What this exercise asks:
[A] Answer the following questions using the text on in-network compute below.
(i) What result does a router with a registered handler compute for an Interest for /compute/sum/3/5?
(ii) How many levels of compute integration does ndn-rs describe?
(iii) At Level 1, through what does the application compute the 60-second average?
[B] Return the passage of the in-network compute text starting with "An Interest for /compute/sum/3/5" and going on through "the compute node.".

Document section:
☆ ☆ ☆ ☆ ☆ ☆ ☆

In-Network Compute
The Insight: Names Are Already Computations
NDN names data, not hosts. A consumer expressing an Interest for /ndn/edu/ucla/cs/class does not care which machine stores the data – it cares about the data itself. So take that idea one step further: if names identify data, why not name computations?
An Interest for /compute/sum/3/5 does not need to reach a specific server. It needs to reach any node capable of computing the answer. A router with a registered handler computes 8, wraps it in a Data packet, and sends it back. The Content Store caches the result automatically. The next ten consumers asking for /compute/sum/3/5 get a cache hit – they never even reach the compute node.
This is not a bolt-on RPC system. It falls out naturally from how NDN already works: names identify content, the network routes by name, and the CS caches by name. Computation is just another way to produce content.
Key insight: In IP networks, ten clients calling the same REST endpoint produce ten server requests. In NDN, the first computes the result, and the next nine are CS hits. Memoization is free – you get it from the network architecture itself.
The Four Levels of Compute Integration
ndn-rs approaches in-network compute as an escalating series of capabilities. Each level builds on the previous one, and each requires progressively deeper integration with the forwarder.
%%{init: {"layout": "elk"}}%%
graph TD
L1["Level 1: Named Results<br/><i>Application produces named data</i>"]
L2["Level 2: Router-Side Handler<br/><i>ComputeHandler trait + ComputeRegistry</i>"]
L3["Level 3: ComputeFace<br/><i>Dedicated face with CS memoization</i>"]
L4["Level 4: Aggregation PIT<br/><i>Fan-out, combine, cache</i>"]
L1 --> L2 --> L3 --> L4
style L1 fill:#e8f5e9,stroke:#388e3c
style L2 fill:#e3f2fd,stroke:#1976d2
style L3 fill:#fff3e0,stroke:#f57c00
style L4 fill:#fce4ec,stroke:#c62828
Level 1: Named Results (No Engine Changes)
The simplest form of in-network compute requires zero changes to the forwarder. A producer application names its outputs with computation parameters embedded in the name:
/sensor/room42/temperature/aggregated/window=60s
The application computes the 60-second average via an InProcFace, publishes it as Data, and the CS caches it. Consumers expressing Interests for this name do not know or care whether the Data came from a live computation or a cache hit. This is the most underappreciated form of in-network compute – it already works with the standard pipeline.

☆ ☆ ☆ ☆ ☆ ☆ ☆

Dataset content:
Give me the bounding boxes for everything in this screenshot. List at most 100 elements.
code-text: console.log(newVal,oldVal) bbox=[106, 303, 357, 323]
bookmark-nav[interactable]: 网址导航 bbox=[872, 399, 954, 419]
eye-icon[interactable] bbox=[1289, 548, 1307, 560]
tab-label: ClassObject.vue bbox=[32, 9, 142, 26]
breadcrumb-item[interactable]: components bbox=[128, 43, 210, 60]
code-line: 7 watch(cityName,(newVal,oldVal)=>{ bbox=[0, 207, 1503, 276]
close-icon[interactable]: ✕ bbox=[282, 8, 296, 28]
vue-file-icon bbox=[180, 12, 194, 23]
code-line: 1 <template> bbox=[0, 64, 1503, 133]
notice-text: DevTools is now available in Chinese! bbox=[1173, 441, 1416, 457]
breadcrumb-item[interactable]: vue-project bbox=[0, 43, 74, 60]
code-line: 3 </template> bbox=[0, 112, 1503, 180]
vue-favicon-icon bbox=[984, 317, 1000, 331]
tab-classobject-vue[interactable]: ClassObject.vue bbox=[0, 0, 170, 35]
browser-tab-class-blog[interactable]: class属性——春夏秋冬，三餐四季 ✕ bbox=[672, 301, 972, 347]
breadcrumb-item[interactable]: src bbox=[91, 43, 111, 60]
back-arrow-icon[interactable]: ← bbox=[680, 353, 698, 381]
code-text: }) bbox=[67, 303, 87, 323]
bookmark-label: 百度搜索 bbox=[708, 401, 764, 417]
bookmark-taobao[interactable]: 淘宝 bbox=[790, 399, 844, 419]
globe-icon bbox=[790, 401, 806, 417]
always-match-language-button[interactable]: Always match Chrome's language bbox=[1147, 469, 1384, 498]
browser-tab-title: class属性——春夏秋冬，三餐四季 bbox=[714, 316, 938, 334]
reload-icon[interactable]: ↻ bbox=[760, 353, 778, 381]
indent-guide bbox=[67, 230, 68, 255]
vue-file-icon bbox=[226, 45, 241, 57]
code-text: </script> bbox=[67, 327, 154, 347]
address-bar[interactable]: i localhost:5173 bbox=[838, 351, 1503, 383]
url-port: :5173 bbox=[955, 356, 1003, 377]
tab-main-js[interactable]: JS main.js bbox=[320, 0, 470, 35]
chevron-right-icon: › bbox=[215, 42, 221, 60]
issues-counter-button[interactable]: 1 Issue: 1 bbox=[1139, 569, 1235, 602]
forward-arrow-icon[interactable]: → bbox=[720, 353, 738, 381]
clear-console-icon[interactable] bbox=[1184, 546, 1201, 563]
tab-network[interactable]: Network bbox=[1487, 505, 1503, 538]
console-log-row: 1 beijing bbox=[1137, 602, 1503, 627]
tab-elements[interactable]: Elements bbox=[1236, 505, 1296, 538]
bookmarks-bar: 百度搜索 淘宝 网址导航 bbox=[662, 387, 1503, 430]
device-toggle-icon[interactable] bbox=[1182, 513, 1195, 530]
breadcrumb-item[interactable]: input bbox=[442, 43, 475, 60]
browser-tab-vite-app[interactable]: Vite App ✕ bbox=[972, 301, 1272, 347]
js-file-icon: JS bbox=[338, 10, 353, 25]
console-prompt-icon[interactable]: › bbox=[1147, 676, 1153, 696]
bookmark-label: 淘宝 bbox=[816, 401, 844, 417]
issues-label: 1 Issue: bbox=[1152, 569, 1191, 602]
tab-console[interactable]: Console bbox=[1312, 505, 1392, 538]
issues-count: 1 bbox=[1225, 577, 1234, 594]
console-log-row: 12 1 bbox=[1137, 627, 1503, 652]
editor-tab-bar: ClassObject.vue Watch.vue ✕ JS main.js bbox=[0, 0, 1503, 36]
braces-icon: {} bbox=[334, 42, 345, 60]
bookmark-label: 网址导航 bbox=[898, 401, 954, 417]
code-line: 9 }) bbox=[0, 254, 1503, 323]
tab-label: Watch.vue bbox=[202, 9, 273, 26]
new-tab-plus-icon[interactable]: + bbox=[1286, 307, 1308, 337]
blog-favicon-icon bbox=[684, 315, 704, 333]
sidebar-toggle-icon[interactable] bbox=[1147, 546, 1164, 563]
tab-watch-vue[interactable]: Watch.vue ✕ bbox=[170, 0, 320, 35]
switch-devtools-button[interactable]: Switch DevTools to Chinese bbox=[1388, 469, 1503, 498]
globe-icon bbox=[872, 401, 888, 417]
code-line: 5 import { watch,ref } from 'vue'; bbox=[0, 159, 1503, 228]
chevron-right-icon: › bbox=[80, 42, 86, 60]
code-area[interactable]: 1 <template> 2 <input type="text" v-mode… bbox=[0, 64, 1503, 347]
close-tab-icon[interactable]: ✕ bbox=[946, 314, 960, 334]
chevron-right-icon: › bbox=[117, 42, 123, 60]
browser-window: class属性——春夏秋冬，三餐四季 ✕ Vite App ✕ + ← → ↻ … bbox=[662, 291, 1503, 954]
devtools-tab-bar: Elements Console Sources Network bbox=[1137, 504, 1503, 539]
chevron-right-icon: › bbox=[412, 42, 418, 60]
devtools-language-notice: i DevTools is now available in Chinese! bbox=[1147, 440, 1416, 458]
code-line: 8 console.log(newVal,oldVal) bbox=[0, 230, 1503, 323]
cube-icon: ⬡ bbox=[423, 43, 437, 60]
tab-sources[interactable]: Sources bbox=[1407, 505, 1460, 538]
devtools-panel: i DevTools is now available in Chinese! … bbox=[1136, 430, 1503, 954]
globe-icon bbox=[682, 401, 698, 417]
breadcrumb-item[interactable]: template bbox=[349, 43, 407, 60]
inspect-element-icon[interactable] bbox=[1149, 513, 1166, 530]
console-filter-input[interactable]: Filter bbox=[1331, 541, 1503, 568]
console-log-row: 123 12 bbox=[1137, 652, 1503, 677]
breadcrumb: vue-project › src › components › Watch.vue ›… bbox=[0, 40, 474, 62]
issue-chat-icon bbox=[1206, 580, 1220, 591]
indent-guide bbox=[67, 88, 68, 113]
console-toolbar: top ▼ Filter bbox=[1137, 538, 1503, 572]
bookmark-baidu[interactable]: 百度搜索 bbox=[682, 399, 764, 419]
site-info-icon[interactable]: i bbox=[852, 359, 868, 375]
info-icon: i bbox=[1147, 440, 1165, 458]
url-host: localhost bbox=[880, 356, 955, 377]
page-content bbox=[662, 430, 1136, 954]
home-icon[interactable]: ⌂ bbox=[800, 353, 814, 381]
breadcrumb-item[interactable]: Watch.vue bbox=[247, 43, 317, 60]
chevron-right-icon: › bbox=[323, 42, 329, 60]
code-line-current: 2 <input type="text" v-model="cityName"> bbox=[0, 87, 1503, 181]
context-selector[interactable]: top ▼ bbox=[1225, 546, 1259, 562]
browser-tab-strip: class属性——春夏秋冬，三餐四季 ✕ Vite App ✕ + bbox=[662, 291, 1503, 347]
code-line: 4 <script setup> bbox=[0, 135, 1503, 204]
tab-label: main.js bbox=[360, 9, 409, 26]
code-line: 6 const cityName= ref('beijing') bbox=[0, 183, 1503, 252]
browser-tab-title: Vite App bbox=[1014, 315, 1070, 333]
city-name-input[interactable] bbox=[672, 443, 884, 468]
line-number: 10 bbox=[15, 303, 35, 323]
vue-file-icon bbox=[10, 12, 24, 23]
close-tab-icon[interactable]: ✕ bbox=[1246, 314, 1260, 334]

☆ ☆ ☆ ☆ ☆ ☆ ☆

Expected outputs:
[A]
(i) 8
(ii) Four
(iii) An InProcFace

[B]
An Interest for /compute/sum/3/5 does not need to reach a specific server. It needs to reach any node capable of computing the answer. A router with a registered handler computes 8, wraps it in a Data packet, and sends it back. The Content Store caches the result automatically. The next ten consumers asking for /compute/sum/3/5 get a cache hit – they never even reach the compute node.